▶ EXERCISE GOAL
Find the string "Стенчева" in the entries and copy each line that has it.

**** RECORD EXTRACTS ****

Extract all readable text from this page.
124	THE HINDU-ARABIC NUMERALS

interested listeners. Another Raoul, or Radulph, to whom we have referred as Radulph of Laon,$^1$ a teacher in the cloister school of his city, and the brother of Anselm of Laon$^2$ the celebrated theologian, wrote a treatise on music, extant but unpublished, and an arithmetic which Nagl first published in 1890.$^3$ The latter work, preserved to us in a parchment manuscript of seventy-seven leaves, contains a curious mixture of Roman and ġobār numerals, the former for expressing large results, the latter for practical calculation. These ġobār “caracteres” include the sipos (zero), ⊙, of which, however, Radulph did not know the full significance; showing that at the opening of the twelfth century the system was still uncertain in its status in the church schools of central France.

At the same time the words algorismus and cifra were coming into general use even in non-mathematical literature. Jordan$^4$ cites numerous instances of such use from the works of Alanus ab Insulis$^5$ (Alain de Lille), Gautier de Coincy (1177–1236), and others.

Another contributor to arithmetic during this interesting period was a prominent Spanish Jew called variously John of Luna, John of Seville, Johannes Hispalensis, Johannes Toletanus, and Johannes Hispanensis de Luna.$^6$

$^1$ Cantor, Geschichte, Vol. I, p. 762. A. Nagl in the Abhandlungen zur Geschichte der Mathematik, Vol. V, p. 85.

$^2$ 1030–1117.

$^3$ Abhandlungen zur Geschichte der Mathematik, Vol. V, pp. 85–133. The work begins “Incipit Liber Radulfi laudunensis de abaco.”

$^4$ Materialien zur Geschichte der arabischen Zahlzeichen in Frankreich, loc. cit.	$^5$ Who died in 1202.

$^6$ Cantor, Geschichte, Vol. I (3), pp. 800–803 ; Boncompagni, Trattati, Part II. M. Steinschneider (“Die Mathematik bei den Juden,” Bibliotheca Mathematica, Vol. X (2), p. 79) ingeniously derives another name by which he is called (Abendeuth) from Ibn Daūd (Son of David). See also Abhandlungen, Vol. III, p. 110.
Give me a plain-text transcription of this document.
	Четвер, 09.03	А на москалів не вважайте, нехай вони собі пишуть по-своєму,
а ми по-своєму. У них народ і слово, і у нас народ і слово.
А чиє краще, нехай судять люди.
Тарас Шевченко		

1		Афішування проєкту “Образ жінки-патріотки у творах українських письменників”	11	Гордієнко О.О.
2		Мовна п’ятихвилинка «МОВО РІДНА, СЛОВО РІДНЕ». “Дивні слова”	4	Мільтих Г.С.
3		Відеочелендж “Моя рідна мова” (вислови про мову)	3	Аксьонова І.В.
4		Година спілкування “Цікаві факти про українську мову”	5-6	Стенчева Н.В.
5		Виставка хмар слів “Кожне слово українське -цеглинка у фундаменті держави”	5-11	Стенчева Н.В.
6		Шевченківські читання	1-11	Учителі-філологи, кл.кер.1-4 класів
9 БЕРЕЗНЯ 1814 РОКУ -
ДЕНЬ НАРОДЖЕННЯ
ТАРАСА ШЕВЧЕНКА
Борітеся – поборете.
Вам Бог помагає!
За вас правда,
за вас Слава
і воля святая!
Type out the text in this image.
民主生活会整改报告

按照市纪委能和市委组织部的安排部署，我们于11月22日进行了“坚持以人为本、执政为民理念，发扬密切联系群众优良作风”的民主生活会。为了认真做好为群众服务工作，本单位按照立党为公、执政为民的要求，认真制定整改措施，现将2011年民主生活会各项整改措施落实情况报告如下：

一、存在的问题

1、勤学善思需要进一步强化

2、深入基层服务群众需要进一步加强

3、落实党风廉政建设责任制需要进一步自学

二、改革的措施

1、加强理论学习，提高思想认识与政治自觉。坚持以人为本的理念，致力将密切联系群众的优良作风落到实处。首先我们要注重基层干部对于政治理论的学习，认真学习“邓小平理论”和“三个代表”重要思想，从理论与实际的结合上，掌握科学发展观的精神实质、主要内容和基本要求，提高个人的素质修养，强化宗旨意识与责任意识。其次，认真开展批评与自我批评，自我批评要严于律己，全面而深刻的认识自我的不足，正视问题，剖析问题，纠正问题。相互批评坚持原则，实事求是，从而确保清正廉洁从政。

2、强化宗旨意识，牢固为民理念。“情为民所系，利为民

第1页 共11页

****

▶ ANSWER BELOW
4		Година спілкування “Цікаві факти про українську мову”	5-6	Стенчева Н.В.
5		Виставка хмар слів “Кожне слово українське -цеглинка у фундаменті держави”	5-11	Стенчева Н.В.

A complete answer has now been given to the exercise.